**Provided data**
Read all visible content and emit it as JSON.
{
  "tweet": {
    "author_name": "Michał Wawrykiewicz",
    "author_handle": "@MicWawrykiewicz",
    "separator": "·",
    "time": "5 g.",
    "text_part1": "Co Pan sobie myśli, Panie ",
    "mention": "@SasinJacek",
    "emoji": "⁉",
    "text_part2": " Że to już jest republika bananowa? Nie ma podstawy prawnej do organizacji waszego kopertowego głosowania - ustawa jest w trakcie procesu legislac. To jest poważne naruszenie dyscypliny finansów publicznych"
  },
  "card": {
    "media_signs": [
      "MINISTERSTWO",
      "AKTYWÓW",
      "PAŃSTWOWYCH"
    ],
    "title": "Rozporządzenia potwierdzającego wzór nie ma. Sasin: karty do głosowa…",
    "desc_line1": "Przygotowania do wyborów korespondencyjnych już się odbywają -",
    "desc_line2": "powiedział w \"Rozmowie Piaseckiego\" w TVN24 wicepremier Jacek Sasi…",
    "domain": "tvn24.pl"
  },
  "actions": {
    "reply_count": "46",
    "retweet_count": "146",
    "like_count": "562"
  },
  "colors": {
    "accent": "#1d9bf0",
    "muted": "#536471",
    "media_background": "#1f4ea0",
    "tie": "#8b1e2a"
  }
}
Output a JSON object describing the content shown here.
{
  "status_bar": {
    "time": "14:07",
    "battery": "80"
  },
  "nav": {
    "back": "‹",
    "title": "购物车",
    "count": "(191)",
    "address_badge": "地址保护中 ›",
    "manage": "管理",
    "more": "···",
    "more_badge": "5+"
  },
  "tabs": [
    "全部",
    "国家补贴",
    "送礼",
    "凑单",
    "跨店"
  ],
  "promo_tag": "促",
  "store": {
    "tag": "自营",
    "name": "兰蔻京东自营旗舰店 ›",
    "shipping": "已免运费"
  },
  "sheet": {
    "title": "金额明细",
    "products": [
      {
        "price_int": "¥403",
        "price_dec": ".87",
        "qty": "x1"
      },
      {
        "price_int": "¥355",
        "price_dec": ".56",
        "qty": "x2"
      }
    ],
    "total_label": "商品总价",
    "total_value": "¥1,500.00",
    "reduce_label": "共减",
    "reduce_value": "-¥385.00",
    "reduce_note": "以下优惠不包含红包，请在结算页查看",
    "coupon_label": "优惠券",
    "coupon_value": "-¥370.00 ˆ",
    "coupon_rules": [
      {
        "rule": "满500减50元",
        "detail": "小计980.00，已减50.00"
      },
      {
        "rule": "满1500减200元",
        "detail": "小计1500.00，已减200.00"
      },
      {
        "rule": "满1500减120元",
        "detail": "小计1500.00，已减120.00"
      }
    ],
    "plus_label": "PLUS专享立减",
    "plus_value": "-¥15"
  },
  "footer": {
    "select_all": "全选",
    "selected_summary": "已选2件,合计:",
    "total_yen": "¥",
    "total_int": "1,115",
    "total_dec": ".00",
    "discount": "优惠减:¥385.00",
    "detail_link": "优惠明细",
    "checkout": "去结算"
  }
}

**Given instruction**
Print all of the entries exactly as they appear.

**Full answer**
Read all visible content and emit it as JSON.
{
  "tweet": {
    "author_name": "Michał Wawrykiewicz",
    "author_handle": "@MicWawrykiewicz",
    "separator": "·",
    "time": "5 g.",
    "text_part1": "Co Pan sobie myśli, Panie ",
    "mention": "@SasinJacek",
    "emoji": "⁉",
    "text_part2": " Że to już jest republika bananowa? Nie ma podstawy prawnej do organizacji waszego kopertowego głosowania - ustawa jest w trakcie procesu legislac. To jest poważne naruszenie dyscypliny finansów publicznych"
  },
  "card": {
    "media_signs": [
      "MINISTERSTWO",
      "AKTYWÓW",
      "PAŃSTWOWYCH"
    ],
    "title": "Rozporządzenia potwierdzającego wzór nie ma. Sasin: karty do głosowa…",
    "desc_line1": "Przygotowania do wyborów korespondencyjnych już się odbywają -",
    "desc_line2": "powiedział w \"Rozmowie Piaseckiego\" w TVN24 wicepremier Jacek Sasi…",
    "domain": "tvn24.pl"
  },
  "actions": {
    "reply_count": "46",
    "retweet_count": "146",
    "like_count": "562"
  },
  "colors": {
    "accent": "#1d9bf0",
    "muted": "#536471",
    "media_background": "#1f4ea0",
    "tie": "#8b1e2a"
  }
}
Output a JSON object describing the content shown here.
{
  "status_bar": {
    "time": "14:07",
    "battery": "80"
  },
  "nav": {
    "back": "‹",
    "title": "购物车",
    "count": "(191)",
    "address_badge": "地址保护中 ›",
    "manage": "管理",
    "more": "···",
    "more_badge": "5+"
  },
  "tabs": [
    "全部",
    "国家补贴",
    "送礼",
    "凑单",
    "跨店"
  ],
  "promo_tag": "促",
  "store": {
    "tag": "自营",
    "name": "兰蔻京东自营旗舰店 ›",
    "shipping": "已免运费"
  },
  "sheet": {
    "title": "金额明细",
    "products": [
      {
        "price_int": "¥403",
        "price_dec": ".87",
        "qty": "x1"
      },
      {
        "price_int": "¥355",
        "price_dec": ".56",
        "qty": "x2"
      }
    ],
    "total_label": "商品总价",
    "total_value": "¥1,500.00",
    "reduce_label": "共减",
    "reduce_value": "-¥385.00",
    "reduce_note": "以下优惠不包含红包，请在结算页查看",
    "coupon_label": "优惠券",
    "coupon_value": "-¥370.00 ˆ",
    "coupon_rules": [
      {
        "rule": "满500减50元",
        "detail": "小计980.00，已减50.00"
      },
      {
        "rule": "满1500减200元",
        "detail": "小计1500.00，已减200.00"
      },
      {
        "rule": "满1500减120元",
        "detail": "小计1500.00，已减120.00"
      }
    ],
    "plus_label": "PLUS专享立减",
    "plus_value": "-¥15"
  },
  "footer": {
    "select_all": "全选",
    "selected_summary": "已选2件,合计:",
    "total_yen": "¥",
    "total_int": "1,115",
    "total_dec": ".00",
    "discount": "优惠减:¥385.00",
    "detail_link": "优惠明细",
    "checkout": "去结算"
  }
}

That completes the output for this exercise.